**Work to do**
Look through the listing below and give the number of lines that hold "Percentile". Say nothing more.

▼

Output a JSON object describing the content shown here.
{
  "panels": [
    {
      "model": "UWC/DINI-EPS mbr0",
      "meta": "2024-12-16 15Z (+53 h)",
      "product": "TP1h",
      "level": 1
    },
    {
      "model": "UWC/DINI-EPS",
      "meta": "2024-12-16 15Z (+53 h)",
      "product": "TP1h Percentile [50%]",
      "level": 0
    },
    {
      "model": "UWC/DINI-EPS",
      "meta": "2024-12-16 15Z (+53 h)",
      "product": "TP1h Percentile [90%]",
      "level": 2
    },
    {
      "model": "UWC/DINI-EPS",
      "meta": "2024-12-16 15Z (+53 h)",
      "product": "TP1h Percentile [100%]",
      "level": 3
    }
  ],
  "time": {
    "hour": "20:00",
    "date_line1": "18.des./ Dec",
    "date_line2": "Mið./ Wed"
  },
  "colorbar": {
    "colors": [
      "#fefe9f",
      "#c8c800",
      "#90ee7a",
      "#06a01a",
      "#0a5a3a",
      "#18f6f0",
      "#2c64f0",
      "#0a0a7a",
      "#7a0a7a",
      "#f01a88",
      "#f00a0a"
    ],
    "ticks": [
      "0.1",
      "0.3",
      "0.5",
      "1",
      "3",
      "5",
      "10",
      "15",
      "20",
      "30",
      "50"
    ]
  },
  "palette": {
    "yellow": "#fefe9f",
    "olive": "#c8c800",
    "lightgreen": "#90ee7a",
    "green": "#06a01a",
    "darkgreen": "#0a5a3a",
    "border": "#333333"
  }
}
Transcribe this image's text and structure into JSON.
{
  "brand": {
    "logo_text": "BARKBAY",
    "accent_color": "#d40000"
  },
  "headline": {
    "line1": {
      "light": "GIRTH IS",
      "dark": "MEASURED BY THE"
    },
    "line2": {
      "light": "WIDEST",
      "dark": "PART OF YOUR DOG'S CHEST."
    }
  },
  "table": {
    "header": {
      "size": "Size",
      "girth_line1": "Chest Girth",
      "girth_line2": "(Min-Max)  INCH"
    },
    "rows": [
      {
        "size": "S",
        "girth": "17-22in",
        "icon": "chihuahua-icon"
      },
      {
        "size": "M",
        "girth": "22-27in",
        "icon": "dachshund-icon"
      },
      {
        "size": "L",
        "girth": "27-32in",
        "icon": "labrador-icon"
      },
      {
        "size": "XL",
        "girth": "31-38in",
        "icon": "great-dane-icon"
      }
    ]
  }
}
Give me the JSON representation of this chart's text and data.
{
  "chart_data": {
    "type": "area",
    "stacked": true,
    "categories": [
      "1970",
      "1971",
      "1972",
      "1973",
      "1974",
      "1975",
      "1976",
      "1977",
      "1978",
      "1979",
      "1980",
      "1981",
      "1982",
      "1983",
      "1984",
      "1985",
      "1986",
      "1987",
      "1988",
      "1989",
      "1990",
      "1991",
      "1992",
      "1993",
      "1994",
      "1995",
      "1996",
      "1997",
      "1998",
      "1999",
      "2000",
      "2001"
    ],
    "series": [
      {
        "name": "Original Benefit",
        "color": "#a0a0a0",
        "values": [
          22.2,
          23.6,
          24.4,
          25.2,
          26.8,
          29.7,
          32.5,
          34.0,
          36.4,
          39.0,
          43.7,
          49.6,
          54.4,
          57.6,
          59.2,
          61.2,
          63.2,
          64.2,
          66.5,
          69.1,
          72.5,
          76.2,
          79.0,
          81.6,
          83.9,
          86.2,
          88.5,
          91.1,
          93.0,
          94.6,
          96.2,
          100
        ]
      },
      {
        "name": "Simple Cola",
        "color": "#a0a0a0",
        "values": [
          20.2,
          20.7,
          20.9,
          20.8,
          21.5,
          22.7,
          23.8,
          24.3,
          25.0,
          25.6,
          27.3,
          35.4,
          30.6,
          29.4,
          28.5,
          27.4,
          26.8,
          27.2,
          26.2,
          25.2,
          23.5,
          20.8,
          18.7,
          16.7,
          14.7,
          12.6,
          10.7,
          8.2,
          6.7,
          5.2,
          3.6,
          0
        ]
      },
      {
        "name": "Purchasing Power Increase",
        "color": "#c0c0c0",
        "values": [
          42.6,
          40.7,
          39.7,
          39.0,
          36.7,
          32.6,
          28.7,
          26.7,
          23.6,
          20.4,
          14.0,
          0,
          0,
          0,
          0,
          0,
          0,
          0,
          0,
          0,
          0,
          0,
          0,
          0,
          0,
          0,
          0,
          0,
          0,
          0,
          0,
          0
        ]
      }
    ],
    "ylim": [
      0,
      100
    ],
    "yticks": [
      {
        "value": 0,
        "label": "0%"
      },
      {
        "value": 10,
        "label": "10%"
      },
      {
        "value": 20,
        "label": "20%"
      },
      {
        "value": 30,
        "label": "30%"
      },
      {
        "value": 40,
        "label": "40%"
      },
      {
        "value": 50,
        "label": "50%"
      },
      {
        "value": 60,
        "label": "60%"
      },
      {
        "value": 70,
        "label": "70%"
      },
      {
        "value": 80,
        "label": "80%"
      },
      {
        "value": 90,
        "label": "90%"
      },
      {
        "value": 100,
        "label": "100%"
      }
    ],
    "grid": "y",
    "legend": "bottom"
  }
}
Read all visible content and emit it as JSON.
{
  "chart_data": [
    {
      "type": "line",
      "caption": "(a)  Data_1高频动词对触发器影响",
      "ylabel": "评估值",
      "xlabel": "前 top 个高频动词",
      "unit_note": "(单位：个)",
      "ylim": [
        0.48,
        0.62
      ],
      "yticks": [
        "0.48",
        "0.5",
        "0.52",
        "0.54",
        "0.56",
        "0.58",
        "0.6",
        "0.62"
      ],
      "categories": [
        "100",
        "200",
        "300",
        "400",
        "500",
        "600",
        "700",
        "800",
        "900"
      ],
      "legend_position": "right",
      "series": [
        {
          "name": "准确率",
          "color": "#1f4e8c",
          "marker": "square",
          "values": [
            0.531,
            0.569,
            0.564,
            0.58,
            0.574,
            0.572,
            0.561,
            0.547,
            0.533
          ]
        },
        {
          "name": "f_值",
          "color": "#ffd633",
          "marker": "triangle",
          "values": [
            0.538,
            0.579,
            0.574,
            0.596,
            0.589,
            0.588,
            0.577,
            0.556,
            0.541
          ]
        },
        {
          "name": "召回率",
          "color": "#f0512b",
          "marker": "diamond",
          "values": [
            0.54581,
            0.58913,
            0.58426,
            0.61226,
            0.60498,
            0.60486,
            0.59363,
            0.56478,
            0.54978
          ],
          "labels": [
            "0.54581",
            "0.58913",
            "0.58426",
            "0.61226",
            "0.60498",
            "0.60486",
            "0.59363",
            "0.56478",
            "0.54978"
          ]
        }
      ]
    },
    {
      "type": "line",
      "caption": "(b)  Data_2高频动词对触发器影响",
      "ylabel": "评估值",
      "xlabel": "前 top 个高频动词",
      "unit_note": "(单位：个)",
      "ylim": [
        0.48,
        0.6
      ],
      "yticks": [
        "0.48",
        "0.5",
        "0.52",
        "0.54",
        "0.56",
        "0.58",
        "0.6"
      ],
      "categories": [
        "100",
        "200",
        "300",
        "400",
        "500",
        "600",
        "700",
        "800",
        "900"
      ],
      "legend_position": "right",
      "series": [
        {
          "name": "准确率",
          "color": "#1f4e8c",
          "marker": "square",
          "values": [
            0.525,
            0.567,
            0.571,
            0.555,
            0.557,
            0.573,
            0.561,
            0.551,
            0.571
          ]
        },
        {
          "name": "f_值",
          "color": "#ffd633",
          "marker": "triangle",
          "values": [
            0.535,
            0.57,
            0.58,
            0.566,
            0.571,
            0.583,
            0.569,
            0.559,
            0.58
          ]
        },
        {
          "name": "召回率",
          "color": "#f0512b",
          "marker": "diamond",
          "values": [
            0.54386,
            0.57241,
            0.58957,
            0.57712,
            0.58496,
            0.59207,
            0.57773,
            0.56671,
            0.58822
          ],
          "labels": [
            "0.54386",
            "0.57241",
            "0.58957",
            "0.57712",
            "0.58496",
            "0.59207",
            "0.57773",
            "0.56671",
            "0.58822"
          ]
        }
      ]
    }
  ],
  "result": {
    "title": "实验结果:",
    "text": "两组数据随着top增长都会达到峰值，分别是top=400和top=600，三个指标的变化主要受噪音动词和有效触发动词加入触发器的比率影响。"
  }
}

▲

**Problem solution**
3